::: DATA TO USE :::

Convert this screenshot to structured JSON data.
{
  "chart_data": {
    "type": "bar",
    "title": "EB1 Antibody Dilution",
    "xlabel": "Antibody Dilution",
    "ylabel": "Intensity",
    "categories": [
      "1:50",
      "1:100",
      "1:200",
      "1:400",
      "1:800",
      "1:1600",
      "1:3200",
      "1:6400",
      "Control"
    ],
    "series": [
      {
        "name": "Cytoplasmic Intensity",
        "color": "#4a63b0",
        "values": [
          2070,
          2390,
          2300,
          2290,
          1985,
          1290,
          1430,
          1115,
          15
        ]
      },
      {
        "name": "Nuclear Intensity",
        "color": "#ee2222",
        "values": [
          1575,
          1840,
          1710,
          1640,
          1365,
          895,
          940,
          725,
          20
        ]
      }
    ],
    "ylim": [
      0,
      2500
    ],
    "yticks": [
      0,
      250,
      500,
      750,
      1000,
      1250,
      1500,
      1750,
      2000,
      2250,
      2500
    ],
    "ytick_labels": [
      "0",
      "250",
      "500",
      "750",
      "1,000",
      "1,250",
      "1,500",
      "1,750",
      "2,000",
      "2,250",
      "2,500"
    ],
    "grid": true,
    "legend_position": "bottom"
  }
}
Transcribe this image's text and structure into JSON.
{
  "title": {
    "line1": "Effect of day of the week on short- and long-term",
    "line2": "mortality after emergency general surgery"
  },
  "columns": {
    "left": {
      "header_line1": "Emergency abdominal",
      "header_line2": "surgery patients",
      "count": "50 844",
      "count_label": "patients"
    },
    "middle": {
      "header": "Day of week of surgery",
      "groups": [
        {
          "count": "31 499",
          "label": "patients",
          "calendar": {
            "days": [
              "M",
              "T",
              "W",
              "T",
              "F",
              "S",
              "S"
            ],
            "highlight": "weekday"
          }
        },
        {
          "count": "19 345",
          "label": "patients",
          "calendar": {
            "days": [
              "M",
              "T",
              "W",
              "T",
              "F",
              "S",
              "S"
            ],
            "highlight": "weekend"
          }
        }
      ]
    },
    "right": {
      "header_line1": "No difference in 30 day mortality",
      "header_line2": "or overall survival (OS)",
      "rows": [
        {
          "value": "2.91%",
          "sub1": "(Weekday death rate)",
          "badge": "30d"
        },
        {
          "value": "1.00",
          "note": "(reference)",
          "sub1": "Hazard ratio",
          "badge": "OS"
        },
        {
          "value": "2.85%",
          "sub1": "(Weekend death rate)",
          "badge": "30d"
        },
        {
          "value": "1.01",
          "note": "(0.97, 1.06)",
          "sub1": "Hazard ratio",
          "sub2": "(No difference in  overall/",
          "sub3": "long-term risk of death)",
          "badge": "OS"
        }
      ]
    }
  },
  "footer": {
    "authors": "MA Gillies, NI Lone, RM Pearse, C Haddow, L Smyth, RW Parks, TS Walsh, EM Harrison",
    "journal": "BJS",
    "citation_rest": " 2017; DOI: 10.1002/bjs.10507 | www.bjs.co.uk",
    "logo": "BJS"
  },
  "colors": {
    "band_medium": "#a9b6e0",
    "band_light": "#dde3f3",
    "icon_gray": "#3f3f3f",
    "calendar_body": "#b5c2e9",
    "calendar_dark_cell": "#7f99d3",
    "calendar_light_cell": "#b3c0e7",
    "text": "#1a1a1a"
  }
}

:::

WHAT IS BEING ASKED
Determine the number of lines in the entries above where the string "text" appears. Answer with the number alone.

YOUR SOLUTION
2